(WHAT YOU SHOULD DO) Report how many lines include the word "sont", and nothing besides that number.
**** DATA ROWS
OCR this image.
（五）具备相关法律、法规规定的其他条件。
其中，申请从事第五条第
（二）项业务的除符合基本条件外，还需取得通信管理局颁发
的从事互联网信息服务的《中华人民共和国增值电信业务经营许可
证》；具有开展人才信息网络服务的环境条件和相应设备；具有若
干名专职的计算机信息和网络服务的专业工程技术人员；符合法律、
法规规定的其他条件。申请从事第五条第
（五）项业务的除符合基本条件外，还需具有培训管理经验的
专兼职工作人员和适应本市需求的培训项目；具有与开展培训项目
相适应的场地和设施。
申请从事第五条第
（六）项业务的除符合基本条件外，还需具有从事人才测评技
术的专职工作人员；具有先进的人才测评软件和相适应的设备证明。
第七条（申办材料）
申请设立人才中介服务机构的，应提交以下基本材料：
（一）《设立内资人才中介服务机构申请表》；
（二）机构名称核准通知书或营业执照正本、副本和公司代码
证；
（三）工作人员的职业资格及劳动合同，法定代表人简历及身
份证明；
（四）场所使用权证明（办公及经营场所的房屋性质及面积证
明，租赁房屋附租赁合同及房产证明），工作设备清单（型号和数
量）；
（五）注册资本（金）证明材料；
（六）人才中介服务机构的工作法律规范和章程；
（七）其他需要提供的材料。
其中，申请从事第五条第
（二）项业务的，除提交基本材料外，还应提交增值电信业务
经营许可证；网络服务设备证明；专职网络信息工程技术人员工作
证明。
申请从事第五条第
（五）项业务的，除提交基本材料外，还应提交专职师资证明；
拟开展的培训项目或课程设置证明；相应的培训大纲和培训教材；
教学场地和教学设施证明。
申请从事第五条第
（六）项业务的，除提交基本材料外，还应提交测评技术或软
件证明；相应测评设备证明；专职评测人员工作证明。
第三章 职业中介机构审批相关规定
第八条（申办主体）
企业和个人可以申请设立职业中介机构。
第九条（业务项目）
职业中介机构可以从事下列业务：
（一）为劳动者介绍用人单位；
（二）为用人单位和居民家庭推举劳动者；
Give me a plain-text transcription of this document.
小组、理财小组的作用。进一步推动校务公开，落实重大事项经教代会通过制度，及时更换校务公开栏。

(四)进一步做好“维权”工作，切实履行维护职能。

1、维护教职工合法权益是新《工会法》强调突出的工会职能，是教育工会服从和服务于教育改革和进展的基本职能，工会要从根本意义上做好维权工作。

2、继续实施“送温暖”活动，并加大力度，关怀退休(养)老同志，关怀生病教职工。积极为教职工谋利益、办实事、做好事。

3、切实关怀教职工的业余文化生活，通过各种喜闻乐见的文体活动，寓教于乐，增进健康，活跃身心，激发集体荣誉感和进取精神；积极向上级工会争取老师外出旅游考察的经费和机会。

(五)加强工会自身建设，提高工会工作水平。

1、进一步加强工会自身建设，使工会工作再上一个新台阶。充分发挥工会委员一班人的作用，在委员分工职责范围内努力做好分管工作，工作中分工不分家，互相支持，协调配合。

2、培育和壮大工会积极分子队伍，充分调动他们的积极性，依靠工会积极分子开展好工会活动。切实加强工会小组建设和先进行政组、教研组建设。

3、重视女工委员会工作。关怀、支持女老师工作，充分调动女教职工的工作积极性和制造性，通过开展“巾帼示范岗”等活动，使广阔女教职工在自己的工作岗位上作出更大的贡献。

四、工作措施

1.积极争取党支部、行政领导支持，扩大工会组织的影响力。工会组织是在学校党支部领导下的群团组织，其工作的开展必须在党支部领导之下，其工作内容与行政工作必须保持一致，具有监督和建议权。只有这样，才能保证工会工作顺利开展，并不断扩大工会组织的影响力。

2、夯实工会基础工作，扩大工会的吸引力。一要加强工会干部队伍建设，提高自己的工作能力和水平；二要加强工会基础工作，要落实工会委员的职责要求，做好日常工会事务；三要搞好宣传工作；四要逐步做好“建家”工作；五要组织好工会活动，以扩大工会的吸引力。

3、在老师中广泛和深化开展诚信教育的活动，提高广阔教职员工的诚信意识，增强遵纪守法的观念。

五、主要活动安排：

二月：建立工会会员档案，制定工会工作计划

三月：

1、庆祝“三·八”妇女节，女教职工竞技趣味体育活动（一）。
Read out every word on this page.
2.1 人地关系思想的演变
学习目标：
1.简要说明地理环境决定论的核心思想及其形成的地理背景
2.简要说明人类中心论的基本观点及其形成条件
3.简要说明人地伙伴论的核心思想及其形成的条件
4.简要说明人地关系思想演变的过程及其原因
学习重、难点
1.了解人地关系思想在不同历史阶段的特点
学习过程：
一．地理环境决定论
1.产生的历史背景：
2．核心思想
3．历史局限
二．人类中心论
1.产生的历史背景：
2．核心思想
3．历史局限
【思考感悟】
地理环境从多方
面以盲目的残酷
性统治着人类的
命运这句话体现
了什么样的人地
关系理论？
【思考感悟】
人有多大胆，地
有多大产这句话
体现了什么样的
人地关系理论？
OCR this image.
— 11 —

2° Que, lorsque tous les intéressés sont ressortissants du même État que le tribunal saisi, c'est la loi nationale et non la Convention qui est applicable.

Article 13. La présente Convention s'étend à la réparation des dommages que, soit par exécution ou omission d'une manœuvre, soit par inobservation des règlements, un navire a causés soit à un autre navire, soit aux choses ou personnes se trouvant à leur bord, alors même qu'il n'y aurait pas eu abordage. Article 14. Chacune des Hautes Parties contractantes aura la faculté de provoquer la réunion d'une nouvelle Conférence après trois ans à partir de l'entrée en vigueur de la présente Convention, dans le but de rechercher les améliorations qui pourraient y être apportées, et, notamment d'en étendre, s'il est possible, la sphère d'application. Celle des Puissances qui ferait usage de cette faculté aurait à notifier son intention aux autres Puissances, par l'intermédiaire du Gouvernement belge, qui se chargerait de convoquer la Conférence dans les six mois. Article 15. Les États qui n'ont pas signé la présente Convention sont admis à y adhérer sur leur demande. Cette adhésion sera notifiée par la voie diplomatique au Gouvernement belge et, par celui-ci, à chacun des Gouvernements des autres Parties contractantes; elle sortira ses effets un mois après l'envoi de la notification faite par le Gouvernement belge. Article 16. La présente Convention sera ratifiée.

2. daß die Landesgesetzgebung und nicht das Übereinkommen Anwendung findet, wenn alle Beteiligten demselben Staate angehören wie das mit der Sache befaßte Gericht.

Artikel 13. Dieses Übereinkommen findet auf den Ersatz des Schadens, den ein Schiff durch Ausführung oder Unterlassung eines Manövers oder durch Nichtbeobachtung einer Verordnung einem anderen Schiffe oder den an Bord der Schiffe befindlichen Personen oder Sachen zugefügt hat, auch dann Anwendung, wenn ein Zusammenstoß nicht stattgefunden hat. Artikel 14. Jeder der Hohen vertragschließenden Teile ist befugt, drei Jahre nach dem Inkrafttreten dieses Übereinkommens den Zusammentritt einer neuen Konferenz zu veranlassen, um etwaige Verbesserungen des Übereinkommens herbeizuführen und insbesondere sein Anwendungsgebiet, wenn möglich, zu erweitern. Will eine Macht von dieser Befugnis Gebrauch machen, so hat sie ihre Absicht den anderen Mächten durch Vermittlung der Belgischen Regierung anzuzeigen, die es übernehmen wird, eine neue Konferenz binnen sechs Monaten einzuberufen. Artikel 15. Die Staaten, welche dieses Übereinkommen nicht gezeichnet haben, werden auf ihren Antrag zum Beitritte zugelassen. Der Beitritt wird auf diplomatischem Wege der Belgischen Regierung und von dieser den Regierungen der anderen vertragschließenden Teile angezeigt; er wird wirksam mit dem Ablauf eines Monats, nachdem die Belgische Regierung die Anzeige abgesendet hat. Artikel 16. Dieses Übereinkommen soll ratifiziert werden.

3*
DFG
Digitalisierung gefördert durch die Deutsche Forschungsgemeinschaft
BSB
********
(WRITTEN RESPONSE) 2